## Start SUPPLIED INFORMATION

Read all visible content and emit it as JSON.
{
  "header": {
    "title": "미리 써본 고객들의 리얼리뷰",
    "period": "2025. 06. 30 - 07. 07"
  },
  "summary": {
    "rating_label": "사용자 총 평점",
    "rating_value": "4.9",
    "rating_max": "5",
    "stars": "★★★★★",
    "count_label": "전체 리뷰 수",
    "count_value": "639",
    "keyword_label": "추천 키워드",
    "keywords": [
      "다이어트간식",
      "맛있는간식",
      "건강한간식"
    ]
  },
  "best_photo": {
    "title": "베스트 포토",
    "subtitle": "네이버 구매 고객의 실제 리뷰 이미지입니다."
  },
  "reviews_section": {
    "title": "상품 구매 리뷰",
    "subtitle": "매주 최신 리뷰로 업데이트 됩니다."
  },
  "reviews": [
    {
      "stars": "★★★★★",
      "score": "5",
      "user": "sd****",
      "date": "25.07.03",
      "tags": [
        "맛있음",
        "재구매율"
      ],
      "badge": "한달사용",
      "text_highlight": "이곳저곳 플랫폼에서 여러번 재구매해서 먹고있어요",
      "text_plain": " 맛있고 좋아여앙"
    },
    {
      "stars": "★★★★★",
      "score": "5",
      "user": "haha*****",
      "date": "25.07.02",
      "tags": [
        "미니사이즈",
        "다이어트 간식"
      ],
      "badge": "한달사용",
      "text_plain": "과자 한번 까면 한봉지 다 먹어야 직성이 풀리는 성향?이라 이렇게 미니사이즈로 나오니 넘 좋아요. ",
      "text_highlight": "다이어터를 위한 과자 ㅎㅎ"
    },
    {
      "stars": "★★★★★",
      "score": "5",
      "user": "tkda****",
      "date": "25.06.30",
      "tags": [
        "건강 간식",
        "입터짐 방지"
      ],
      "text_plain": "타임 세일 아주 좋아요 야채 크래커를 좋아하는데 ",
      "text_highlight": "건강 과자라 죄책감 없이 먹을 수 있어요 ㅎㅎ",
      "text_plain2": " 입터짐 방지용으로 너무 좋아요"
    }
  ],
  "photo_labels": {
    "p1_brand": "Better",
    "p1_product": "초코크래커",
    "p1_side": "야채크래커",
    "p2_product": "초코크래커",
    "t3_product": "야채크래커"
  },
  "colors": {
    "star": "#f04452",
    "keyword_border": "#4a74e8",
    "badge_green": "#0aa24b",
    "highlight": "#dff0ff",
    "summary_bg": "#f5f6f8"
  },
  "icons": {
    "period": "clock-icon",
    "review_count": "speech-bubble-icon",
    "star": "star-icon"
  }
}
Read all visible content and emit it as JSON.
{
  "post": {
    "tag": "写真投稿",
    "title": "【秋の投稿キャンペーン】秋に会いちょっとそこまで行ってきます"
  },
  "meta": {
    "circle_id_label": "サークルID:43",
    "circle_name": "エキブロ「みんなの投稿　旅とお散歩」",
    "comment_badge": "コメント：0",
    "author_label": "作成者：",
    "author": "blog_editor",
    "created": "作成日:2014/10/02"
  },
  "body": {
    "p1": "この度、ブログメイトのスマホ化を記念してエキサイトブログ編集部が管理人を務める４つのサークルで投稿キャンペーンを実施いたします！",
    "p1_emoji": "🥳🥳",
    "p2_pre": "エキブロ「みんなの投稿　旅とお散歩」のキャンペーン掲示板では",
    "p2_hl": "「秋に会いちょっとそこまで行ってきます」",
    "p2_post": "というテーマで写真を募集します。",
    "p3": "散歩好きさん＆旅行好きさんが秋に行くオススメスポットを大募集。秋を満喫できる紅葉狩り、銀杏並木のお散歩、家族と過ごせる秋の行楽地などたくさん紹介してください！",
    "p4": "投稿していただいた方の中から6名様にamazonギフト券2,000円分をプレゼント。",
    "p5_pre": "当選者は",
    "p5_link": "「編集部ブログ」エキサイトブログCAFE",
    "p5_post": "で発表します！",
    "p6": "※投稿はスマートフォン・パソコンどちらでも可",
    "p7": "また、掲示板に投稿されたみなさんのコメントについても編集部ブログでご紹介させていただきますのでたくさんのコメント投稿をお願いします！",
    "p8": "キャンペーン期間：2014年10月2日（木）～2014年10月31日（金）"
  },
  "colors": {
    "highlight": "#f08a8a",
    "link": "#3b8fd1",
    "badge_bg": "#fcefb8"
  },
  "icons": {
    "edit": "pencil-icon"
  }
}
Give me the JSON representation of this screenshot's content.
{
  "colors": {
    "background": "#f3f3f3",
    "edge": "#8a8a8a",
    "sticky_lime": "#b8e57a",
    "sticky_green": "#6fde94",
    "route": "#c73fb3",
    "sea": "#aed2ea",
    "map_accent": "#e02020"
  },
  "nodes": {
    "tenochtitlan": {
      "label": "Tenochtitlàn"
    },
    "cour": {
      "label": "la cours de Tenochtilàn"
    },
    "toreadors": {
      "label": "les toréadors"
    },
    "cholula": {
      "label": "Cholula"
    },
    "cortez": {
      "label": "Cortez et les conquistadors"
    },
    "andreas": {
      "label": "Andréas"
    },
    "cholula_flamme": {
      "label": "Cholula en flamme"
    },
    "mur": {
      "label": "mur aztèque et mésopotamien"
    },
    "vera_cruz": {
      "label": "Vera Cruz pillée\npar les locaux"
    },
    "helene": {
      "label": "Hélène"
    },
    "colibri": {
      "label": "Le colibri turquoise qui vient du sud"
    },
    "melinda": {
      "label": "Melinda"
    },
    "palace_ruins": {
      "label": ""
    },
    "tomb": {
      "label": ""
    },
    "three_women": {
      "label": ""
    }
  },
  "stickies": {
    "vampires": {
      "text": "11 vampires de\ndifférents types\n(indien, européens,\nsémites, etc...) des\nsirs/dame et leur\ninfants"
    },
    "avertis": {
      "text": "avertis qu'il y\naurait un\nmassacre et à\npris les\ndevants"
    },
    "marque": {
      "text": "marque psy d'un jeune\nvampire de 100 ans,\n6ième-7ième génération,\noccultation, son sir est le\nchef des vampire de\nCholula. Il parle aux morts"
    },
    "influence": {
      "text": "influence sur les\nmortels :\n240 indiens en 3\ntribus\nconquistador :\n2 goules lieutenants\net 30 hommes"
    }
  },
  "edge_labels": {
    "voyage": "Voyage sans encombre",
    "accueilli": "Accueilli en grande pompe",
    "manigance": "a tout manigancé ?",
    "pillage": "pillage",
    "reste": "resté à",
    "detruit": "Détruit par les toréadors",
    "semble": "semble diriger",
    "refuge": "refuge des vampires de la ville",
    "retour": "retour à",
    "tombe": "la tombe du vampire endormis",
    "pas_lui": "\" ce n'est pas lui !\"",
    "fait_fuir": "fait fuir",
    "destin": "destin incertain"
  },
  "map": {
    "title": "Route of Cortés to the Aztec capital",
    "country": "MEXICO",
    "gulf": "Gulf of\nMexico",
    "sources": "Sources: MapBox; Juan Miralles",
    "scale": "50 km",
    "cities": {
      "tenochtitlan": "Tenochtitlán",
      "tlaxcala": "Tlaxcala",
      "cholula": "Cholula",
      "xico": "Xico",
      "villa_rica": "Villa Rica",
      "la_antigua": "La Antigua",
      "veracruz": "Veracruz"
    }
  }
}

## End SUPPLIED INFORMATION

### OBJECTIVE
Only the number is wanted: how many lines in the data include the string "marque"?

### RIGHT ANSWER
2